§ Excerpt:
# LA Metro proposing to switch to letter based line designations



## afigg (Apr 6, 2015)

Saw this story several days ago. The LA Metro system is proposing to replace its color and line naming system with single letter based line designations, similar to the NYC subway (which of course is numbers and letters). Fairly bold proposal, but I can see the reasoning given the expected expansion of the LA metro rail and BRT line system in the coming decades.

Urbanize LA article: Metro Proposes Simplified Naming Convention for Rail Lines.

Map of the proposed new system line letter assignments which also includes the lines and extensions under or approaching start of construction. So the map, which I linked to below, is showing the LA system as it should look in 8 to 10+ years. LA is going to have a respectable rail transit system in 10 years reaching much of the metro area from Union Station.


----------



## Anderson (Apr 6, 2015)

Probably the most interesting to me...are they seriously looking at running the (present) Blue Line through to Pasadena and redirect the Gold Line out to Santa Monica?


----------



## afigg (Apr 7, 2015)

Anderson said:


> Probably the most interesting to me...are they seriously looking at running the (present) Blue Line through to Pasadena and redirect the Gold Line out to Santa Monica?


I think that has been the plan for some time. Look at the map for the Regional Connector Transit Project which shows the redirections to create an E-W line to Santa Monica and a N-S line running south from Union Station. If you look at the line connections in the proposed map, all of the lines except for the Crenshaw [K] line would be accessible with a single transfer from Union Station. However, the plan is to extend the Crenshaw line north to intersect with the Purple Line in a future phase. When that happens, then one could take the Purple Line from Union Station to transfer to the Crenshaw[K] line.

There are still 2 transfers needed from various lines and stops to other stops in the new line configuration, but the reroute creating two long light rail lines does reduce them. A key feature of the DC Metro design is that all lines cross other lines so one can travel between any station pair with a single transfer. The LA Metro system is too sprawling to achieve that, but improved cross connectivity is a goal to aim for as the system expands.


----------



## fairviewroad (Apr 7, 2015)

I support this proposal. :excl:


----------



## Anderson (Apr 8, 2015)

afigg said:


> Anderson said:
> 
> 
> > Probably the most interesting to me...are they seriously looking at running the (present) Blue Line through to Pasadena and redirect the Gold Line out to Santa Monica?

§ Work to do:
a: Summarize the forum thread on LA Metro's line naming proposal in two sentences.
b: In the LA Metro thread, recast the paragraph beginning "There are still 2 transfers needed" as a short bulleted list that keeps its main points.
c: Write the next part of the LA Metro thread, picking up after its final line.

§ Extracted information:
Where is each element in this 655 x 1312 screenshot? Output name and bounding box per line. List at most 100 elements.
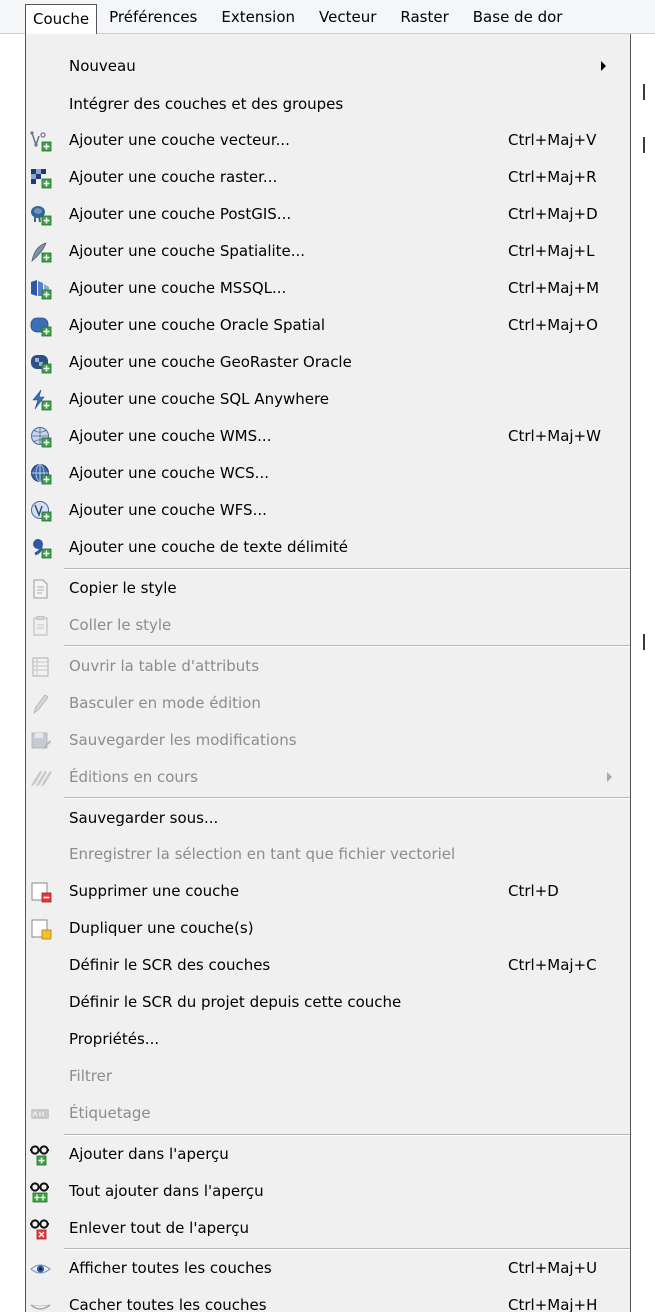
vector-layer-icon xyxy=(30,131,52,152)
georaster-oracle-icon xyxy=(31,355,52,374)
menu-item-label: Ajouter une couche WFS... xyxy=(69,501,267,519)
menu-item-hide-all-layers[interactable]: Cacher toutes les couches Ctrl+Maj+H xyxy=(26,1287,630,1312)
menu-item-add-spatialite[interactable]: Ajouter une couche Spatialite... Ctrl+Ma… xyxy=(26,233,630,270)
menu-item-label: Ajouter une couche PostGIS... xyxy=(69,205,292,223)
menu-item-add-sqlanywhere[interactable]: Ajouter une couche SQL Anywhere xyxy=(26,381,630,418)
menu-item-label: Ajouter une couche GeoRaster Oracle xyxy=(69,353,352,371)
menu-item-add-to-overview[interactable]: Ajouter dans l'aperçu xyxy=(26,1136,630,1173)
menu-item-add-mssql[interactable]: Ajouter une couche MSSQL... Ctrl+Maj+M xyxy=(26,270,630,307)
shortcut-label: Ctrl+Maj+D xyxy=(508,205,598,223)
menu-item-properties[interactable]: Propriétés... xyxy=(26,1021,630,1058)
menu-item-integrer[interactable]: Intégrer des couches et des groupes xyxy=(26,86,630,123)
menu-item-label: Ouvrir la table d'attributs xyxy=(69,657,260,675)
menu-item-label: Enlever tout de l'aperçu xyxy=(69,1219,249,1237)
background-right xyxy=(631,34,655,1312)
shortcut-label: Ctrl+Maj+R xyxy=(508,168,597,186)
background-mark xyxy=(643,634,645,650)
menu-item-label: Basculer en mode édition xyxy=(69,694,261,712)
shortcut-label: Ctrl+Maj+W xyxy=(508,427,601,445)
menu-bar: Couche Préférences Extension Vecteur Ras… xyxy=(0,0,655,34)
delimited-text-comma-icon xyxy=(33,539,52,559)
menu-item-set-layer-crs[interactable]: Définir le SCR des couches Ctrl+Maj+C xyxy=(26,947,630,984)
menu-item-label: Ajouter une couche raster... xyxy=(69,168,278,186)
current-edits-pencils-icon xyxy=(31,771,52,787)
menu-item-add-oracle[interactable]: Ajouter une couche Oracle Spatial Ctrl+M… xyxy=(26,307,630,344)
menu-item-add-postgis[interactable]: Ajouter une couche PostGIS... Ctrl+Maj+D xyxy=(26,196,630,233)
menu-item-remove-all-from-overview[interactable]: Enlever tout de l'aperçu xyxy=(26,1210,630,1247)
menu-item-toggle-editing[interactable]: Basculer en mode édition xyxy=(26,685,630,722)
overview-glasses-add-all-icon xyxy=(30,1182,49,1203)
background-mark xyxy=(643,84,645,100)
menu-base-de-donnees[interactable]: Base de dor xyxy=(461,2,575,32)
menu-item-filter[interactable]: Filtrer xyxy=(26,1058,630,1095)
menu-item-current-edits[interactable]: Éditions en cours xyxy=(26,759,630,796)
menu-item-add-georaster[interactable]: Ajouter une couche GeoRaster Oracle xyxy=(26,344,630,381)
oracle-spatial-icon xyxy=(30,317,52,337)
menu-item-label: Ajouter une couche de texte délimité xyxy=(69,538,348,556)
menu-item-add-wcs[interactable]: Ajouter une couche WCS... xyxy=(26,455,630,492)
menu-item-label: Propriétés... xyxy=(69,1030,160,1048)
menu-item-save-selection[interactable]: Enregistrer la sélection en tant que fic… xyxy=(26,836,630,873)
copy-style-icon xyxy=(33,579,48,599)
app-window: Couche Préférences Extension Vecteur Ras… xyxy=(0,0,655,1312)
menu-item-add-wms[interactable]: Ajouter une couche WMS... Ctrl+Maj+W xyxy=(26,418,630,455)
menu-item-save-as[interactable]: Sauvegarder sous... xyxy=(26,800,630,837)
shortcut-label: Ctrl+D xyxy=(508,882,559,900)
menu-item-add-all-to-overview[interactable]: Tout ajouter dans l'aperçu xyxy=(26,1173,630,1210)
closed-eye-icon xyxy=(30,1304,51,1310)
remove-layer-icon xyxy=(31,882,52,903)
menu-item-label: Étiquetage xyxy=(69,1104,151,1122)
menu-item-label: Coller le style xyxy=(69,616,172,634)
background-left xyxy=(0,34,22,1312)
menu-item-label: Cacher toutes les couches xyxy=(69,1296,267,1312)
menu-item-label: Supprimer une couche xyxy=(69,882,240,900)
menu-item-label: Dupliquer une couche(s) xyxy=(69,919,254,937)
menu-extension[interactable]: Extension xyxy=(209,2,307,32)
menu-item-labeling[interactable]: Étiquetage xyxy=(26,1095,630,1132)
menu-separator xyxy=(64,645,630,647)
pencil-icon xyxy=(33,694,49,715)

§ Responses by task:
a: The thread opens with afigg reporting that LA Metro is proposing to replace its color and line naming system with single-letter line designations, similar to the NYC subway, and linking a map that shows the system as it should look in 8 to 10+ years. When Anderson asks whether the present Blue Line would really run to Pasadena and the Gold Line to Santa Monica, afigg replies that this has been the plan for some time under the Regional Connector Transit Project, which creates an east-west line to Santa Monica and a north-south line south from Union Station.

b:
- Some trips between lines and stops will still need two transfers, though rerouting to create two long light rail lines reduces them.
- In the DC Metro design, every line crosses the other lines, so any pair of stations can be reached with a single transfer.
- LA Metro is too sprawling for that, but improved cross connectivity is a goal as the system expands.

c:
> ...


I saw the map, but somehow I hadn't connected it with the above in my mind (I saw the line to attach the Blue/Expo lines to Union Station but hadn't connected it with a reconfigured Gold Line/Blue Line)


----------



## neroden (Apr 12, 2015)

Geez, letters are a silly idea. They should go with names like London did.


----------



## NorthShore (Apr 13, 2015)

I can't quite tell.....is the Purple/C ever going to make it out to Westwood and UCLA?


----------



## afigg (Apr 13, 2015)

NorthShore said:


> I can't quite tell.....is the Purple/C ever going to make it out to Westwood and UCLA?


The proposed LA Metro map includes the lines or segment that are funded and under construction. For the Purple/C Line that is Phase 1 to Wilshire/ La Cienega with a projected 2023 completion date. So the letter based line designation map shows the projected circa 2023 system. Phases 2 to Century City and Phase 3 to UCLA and Westwood would be completed by circa 2026(?) and 2035 using the currently available amount of funding. If LA and CA can line up more federal or local funding, then Phases 2 and 3 get built sooner. Link to the Purple Line extension project site.


----------



## sechs (May 9, 2015)

Anderson said:


> Probably the most interesting to me...are they seriously looking at running the (present) Blue Line through to Pasadena and redirect the Gold Line out to Santa Monica?


The original plan for the Blue Line had it running from Long Beach to Pasadena. It was the inability to build this connector that lead to two separate lines.


----------



## sechs (May 9, 2015)

Any thoughts on why they chose the order in which the lines opened for assigning letters?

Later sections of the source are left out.